* _Given data_:
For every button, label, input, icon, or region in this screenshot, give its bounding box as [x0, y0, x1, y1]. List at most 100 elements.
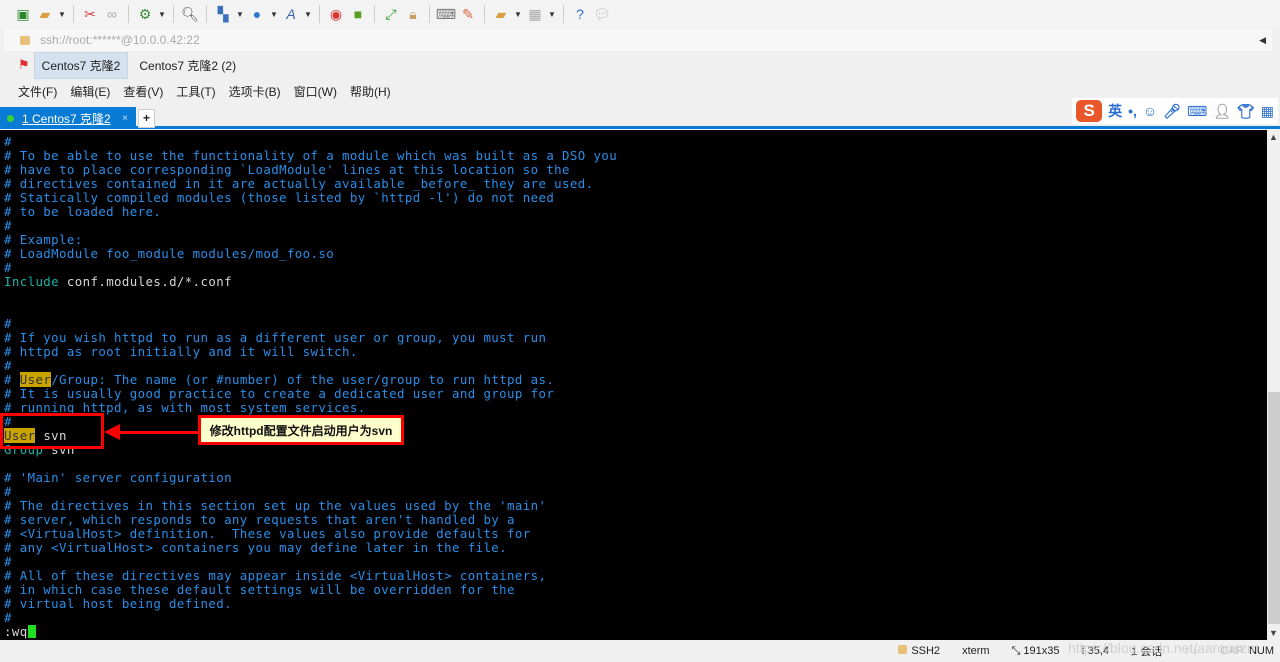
terminal-text: # [4, 218, 12, 233]
chat-icon[interactable]: 💬︎ [593, 5, 611, 23]
microphone-icon[interactable]: 🎤︎ [1163, 103, 1181, 120]
menu-help[interactable]: 帮助(H) [350, 83, 391, 100]
font-icon[interactable]: A [282, 5, 300, 23]
menu-tools[interactable]: 工具(T) [176, 83, 215, 100]
ime-punctuation[interactable]: •, [1128, 103, 1137, 119]
chevron-down-icon[interactable]: ▼ [158, 10, 166, 19]
terminal-line: # LoadModule foo_module modules/mod_foo.… [4, 247, 1267, 261]
size-text: 191x35 [1023, 644, 1060, 657]
scrollbar-thumb[interactable] [1268, 392, 1280, 624]
menu-view[interactable]: 查看(V) [123, 83, 163, 100]
divider [206, 5, 207, 23]
highlight-icon[interactable]: ✎ [459, 5, 477, 23]
menu-edit[interactable]: 编辑(E) [70, 83, 110, 100]
chevron-down-icon[interactable]: ◀ [1259, 35, 1266, 46]
terminal-text: # server, which responds to any requests… [4, 512, 515, 527]
terminal-line: # [4, 219, 1267, 233]
terminal-line: # All of these directives may appear ins… [4, 569, 1267, 583]
sogou-logo-icon[interactable]: S [1076, 100, 1103, 122]
chevron-down-icon[interactable]: ▼ [548, 10, 556, 19]
user-icon[interactable]: 👤︎ [1213, 103, 1231, 120]
keyboard-icon[interactable]: ⌨ [1187, 103, 1207, 120]
divider [429, 5, 430, 23]
chevron-down-icon[interactable]: ▼ [514, 10, 522, 19]
open-folder-icon[interactable]: ▰ [36, 5, 54, 23]
terminal-line: # [4, 359, 1267, 373]
bookmarks-bar: ⚑ Centos7 克隆2 Centos7 克隆2 (2) [0, 51, 243, 79]
find-icon[interactable]: 🔍︎ [181, 5, 199, 23]
menu-file[interactable]: 文件(F) [18, 83, 57, 100]
new-tab-button[interactable]: + [138, 109, 155, 128]
ime-language[interactable]: 英 [1108, 101, 1122, 121]
address-value[interactable]: ssh://root:******@10.0.0.42:22 [40, 33, 200, 47]
emoji-icon[interactable]: ☺ [1143, 103, 1157, 119]
annotation-arrow [118, 431, 198, 434]
divider [374, 5, 375, 23]
terminal-text: # [4, 554, 12, 569]
terminal-line: # httpd as root initially and it will sw… [4, 345, 1267, 359]
panes-icon[interactable]: ▦ [526, 5, 544, 23]
terminal-line: # any <VirtualHost> containers you may d… [4, 541, 1267, 555]
terminal-text: # All of these directives may appear ins… [4, 568, 547, 583]
tab-label: 1 Centos7 克隆2 [22, 111, 111, 126]
terminal-line: # 'Main' server configuration [4, 471, 1267, 485]
annotation-callout: 修改httpd配置文件启动用户为svn [198, 415, 404, 445]
properties-icon[interactable]: ⚙ [136, 5, 154, 23]
xftp-icon[interactable]: ◉ [327, 5, 345, 23]
bookmark-flag-icon: ⚑ [18, 57, 30, 72]
scroll-up-icon[interactable]: ▲ [1267, 132, 1280, 142]
terminal-text: # To be able to use the functionality of… [4, 148, 618, 163]
terminal-cursor [27, 625, 36, 638]
status-dot-icon [7, 114, 14, 122]
grid-icon[interactable]: ▦ [1261, 103, 1274, 120]
new-session-icon[interactable]: ▣ [14, 5, 32, 23]
bookmark-item[interactable]: Centos7 克隆2 (2) [132, 53, 243, 78]
terminal-text: # have to place corresponding `LoadModul… [4, 162, 570, 177]
keyboard-icon[interactable]: ⌨ [436, 5, 456, 23]
chevron-down-icon[interactable]: ▼ [270, 10, 278, 19]
terminal-line: # directives contained in it are actuall… [4, 177, 1267, 191]
terminal-line: # [4, 415, 1267, 429]
xshell-green-icon[interactable]: ■ [349, 5, 367, 23]
terminal-line: # User/Group: The name (or #number) of t… [4, 372, 1267, 387]
terminal-text: # [4, 260, 12, 275]
fullscreen-icon[interactable]: ⤢ [382, 5, 400, 23]
terminal-text: # any <VirtualHost> containers you may d… [4, 540, 508, 555]
reconnect-icon[interactable]: ∞ [103, 5, 121, 23]
terminal-line: # [4, 135, 1267, 149]
disconnect-icon[interactable]: ✂ [81, 5, 99, 23]
chevron-down-icon[interactable]: ▼ [58, 10, 66, 19]
divider [173, 5, 174, 23]
terminal-text: # [4, 358, 12, 373]
watermark: https://blog.csdn.net/aaronszm [1068, 640, 1259, 656]
terminal[interactable]: # # To be able to use the functionality o… [0, 130, 1267, 640]
divider [563, 5, 564, 23]
help-icon[interactable]: ? [571, 5, 589, 23]
menu-bar: 文件(F) 编辑(E) 查看(V) 工具(T) 选项卡(B) 窗口(W) 帮助(… [0, 81, 391, 101]
tab-session[interactable]: 1 Centos7 克隆2 × [0, 107, 136, 129]
close-icon[interactable]: × [122, 113, 128, 124]
terminal-line: Include conf.modules.d/*.conf [4, 275, 1267, 289]
status-protocol: SSH2 [898, 645, 940, 657]
divider [484, 5, 485, 23]
scroll-down-icon[interactable]: ▼ [1267, 628, 1280, 638]
menu-tabs[interactable]: 选项卡(B) [229, 83, 281, 100]
skin-icon[interactable]: 👕︎ [1237, 103, 1255, 120]
new-tab-icon[interactable]: ▰ [492, 5, 510, 23]
vertical-scrollbar[interactable]: ▲ ▼ [1267, 130, 1280, 640]
globe-icon[interactable]: ● [248, 5, 266, 23]
menu-window[interactable]: 窗口(W) [294, 83, 337, 100]
divider [128, 5, 129, 23]
chevron-down-icon[interactable]: ▼ [304, 10, 312, 19]
toolbar: ▣ ▰ ▼ ✂ ∞ ⚙ ▼ 🔍︎ ▚ ▼ ● ▼ A ▼ ◉ ■ ⤢ 🔒︎ ⌨ ✎ ▰ ▼ … [0, 0, 1280, 28]
layout-icon[interactable]: ▚ [214, 5, 232, 23]
bookmark-item[interactable]: Centos7 克隆2 [33, 51, 129, 79]
address-bar[interactable]: ssh://root:******@10.0.0.42:22 ◀ [4, 29, 1272, 51]
chevron-down-icon[interactable]: ▼ [236, 10, 244, 19]
terminal-line: Group svn [4, 443, 1267, 457]
lock-icon [20, 35, 30, 45]
resize-icon: ⤡ [1011, 644, 1024, 657]
lock-icon[interactable]: 🔒︎ [404, 5, 422, 23]
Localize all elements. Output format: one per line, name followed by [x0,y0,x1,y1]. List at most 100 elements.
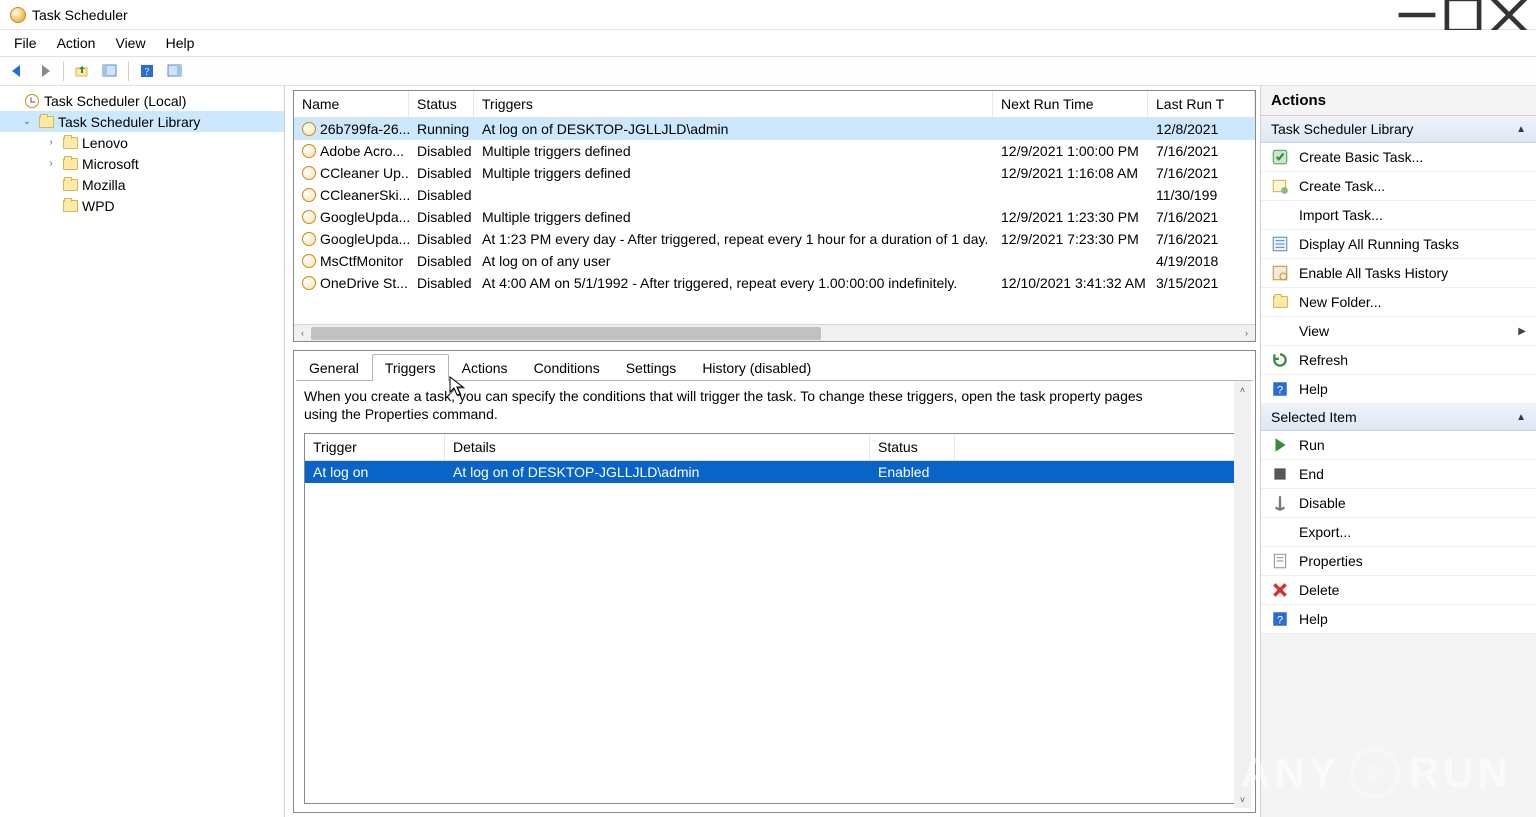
task-row[interactable]: GoogleUpda...DisabledAt 1:23 PM every da… [294,228,1255,250]
up-folder-button[interactable] [69,58,95,84]
tree-library-label: Task Scheduler Library [58,114,200,130]
collapse-icon[interactable]: ▲ [1516,412,1526,423]
tree-library[interactable]: ⌄ Task Scheduler Library [0,111,284,132]
task-name: CCleaner Up... [320,165,409,181]
show-hide-console-tree-button[interactable] [97,58,123,84]
minimize-button[interactable] [1394,1,1440,29]
new-folder-icon [1271,293,1289,311]
tree-root-label: Task Scheduler (Local) [44,93,186,109]
task-row[interactable]: CCleaner Up...DisabledMultiple triggers … [294,162,1255,184]
action-view[interactable]: View ▶ [1261,317,1536,346]
task-name: OneDrive St... [320,275,408,291]
task-next-run: 12/9/2021 7:23:30 PM [993,231,1148,247]
action-help[interactable]: ? Help [1261,375,1536,404]
scroll-left-icon[interactable]: ‹ [294,325,311,342]
show-hide-action-pane-button[interactable] [162,58,188,84]
task-next-run: 12/9/2021 1:00:00 PM [993,143,1148,159]
action-import-task[interactable]: Import Task... [1261,201,1536,230]
col-status[interactable]: Status [409,91,474,117]
tab-general[interactable]: General [296,354,372,381]
action-refresh[interactable]: Refresh [1261,346,1536,375]
action-display-running[interactable]: Display All Running Tasks [1261,230,1536,259]
action-new-folder[interactable]: New Folder... [1261,288,1536,317]
action-delete[interactable]: Delete [1261,576,1536,605]
action-create-task[interactable]: Create Task... [1261,172,1536,201]
task-row[interactable]: CCleanerSki...Disabled11/30/199 [294,184,1255,206]
tab-actions[interactable]: Actions [449,354,521,381]
action-end[interactable]: End [1261,460,1536,489]
window-title: Task Scheduler [32,7,1394,23]
task-row[interactable]: OneDrive St...DisabledAt 4:00 AM on 5/1/… [294,272,1255,294]
task-row[interactable]: 26b799fa-26...RunningAt log on of DESKTO… [294,118,1255,140]
forward-button[interactable] [32,58,58,84]
col-name[interactable]: Name [294,91,409,117]
tabs-bar: General Triggers Actions Conditions Sett… [294,351,1255,380]
task-last-run: 3/15/2021 [1148,275,1255,291]
task-triggers: At 4:00 AM on 5/1/1992 - After triggered… [474,275,993,291]
col-details[interactable]: Details [445,434,870,460]
svg-text:?: ? [145,67,150,78]
col-trigger[interactable]: Trigger [305,434,445,460]
col-status[interactable]: Status [870,434,955,460]
toolbar-separator [63,61,64,81]
action-enable-history[interactable]: Enable All Tasks History [1261,259,1536,288]
task-row[interactable]: MsCtfMonitorDisabledAt log on of any use… [294,250,1255,272]
col-last-run[interactable]: Last Run T [1148,91,1255,117]
horizontal-scrollbar[interactable]: ‹ › [294,324,1255,341]
tree-item-microsoft[interactable]: › Microsoft [0,153,284,174]
scroll-up-icon[interactable]: ˄ [1234,381,1251,398]
menu-file[interactable]: File [4,31,47,55]
tree-root[interactable]: Task Scheduler (Local) [0,90,284,111]
help-button[interactable]: ? [134,58,160,84]
task-last-run: 7/16/2021 [1148,231,1255,247]
menu-action[interactable]: Action [47,31,106,55]
tab-conditions[interactable]: Conditions [521,354,613,381]
back-button[interactable] [4,58,30,84]
task-item-icon [302,254,316,268]
task-row[interactable]: GoogleUpda...DisabledMultiple triggers d… [294,206,1255,228]
scroll-thumb[interactable] [311,327,821,340]
tree-item-label: Microsoft [82,156,139,172]
expand-icon[interactable]: › [44,158,58,169]
expand-icon[interactable]: › [44,137,58,148]
task-last-run: 11/30/199 [1148,187,1255,203]
action-help-2[interactable]: ? Help [1261,605,1536,634]
vertical-scrollbar[interactable]: ˄ ˅ [1234,381,1251,808]
menu-help[interactable]: Help [156,31,205,55]
task-item-icon [302,122,316,136]
blank-icon [1271,322,1289,340]
toolbar-separator [128,61,129,81]
maximize-button[interactable] [1440,1,1486,29]
action-export[interactable]: Export... [1261,518,1536,547]
trigger-row[interactable]: At log on At log on of DESKTOP-JGLLJLD\a… [305,461,1244,483]
action-disable[interactable]: Disable [1261,489,1536,518]
menu-view[interactable]: View [105,31,155,55]
actions-group-selected[interactable]: Selected Item ▲ [1261,404,1536,431]
task-next-run: 12/9/2021 1:23:30 PM [993,209,1148,225]
collapse-icon[interactable]: ⌄ [20,116,34,127]
scroll-right-icon[interactable]: › [1238,325,1255,342]
task-row[interactable]: Adobe Acro...DisabledMultiple triggers d… [294,140,1255,162]
col-triggers[interactable]: Triggers [474,91,993,117]
tab-settings[interactable]: Settings [613,354,690,381]
action-run[interactable]: Run [1261,431,1536,460]
submenu-icon: ▶ [1518,326,1526,337]
blank-icon [1271,523,1289,541]
scroll-down-icon[interactable]: ˅ [1234,791,1251,808]
tree-item-wpd[interactable]: WPD [0,195,284,216]
task-last-run: 7/16/2021 [1148,165,1255,181]
actions-group-library[interactable]: Task Scheduler Library ▲ [1261,116,1536,143]
task-icon [1271,177,1289,195]
close-button[interactable] [1486,1,1532,29]
action-create-basic-task[interactable]: Create Basic Task... [1261,143,1536,172]
tree-item-mozilla[interactable]: Mozilla [0,174,284,195]
collapse-icon[interactable]: ▲ [1516,124,1526,135]
task-last-run: 7/16/2021 [1148,143,1255,159]
tree-item-lenovo[interactable]: › Lenovo [0,132,284,153]
tab-history[interactable]: History (disabled) [689,354,824,381]
toolbar: ? [0,56,1536,86]
col-next-run[interactable]: Next Run Time [993,91,1148,117]
tab-triggers[interactable]: Triggers [372,354,449,381]
action-properties[interactable]: Properties [1261,547,1536,576]
actions-pane-title: Actions [1261,86,1536,116]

* _Set task_: Print the part of the material that opens with the line containing "terminal-text: # [4, 218, 12, 233]" and closes with the line containing "new-tab-button[interactable]: + [138, 109, 155, 128]", reproducing each line exactly.

* _Answer to this task_:
terminal-text: # [4, 218, 12, 233]
chat-icon[interactable]: 💬︎ [593, 5, 611, 23]
microphone-icon[interactable]: 🎤︎ [1163, 103, 1181, 120]
menu-help[interactable]: 帮助(H) [350, 83, 391, 100]
font-icon[interactable]: A [282, 5, 300, 23]
menu-tools[interactable]: 工具(T) [176, 83, 215, 100]
ime-punctuation[interactable]: •, [1128, 103, 1137, 119]
chevron-down-icon[interactable]: ▼ [158, 10, 166, 19]
terminal-line: # LoadModule foo_module modules/mod_foo.… [4, 247, 1267, 261]
size-text: 191x35 [1023, 644, 1060, 657]
scrollbar-thumb[interactable] [1268, 392, 1280, 624]
menu-view[interactable]: 查看(V) [123, 83, 163, 100]
divider [206, 5, 207, 23]
highlight-icon[interactable]: ✎ [459, 5, 477, 23]
menu-edit[interactable]: 编辑(E) [70, 83, 110, 100]
chevron-down-icon[interactable]: ◀ [1259, 35, 1266, 46]
terminal-text: # server, which responds to any requests… [4, 512, 515, 527]
terminal-line: # [4, 219, 1267, 233]
terminal-line: # All of these directives may appear ins… [4, 569, 1267, 583]
sogou-logo-icon[interactable]: S [1076, 100, 1103, 122]
chevron-down-icon[interactable]: ▼ [548, 10, 556, 19]
user-icon[interactable]: 👤︎ [1213, 103, 1231, 120]
keyboard-icon[interactable]: ⌨ [1187, 103, 1207, 120]
divider [429, 5, 430, 23]
chevron-down-icon[interactable]: ▼ [514, 10, 522, 19]
open-folder-icon[interactable]: ▰ [36, 5, 54, 23]
terminal-line: # [4, 359, 1267, 373]
bookmarks-bar: ⚑ Centos7 克隆2 Centos7 克隆2 (2) [0, 51, 243, 79]
find-icon[interactable]: 🔍︎ [181, 5, 199, 23]
menu-file[interactable]: 文件(F) [18, 83, 57, 100]
new-tab-button[interactable]: + [138, 109, 155, 128]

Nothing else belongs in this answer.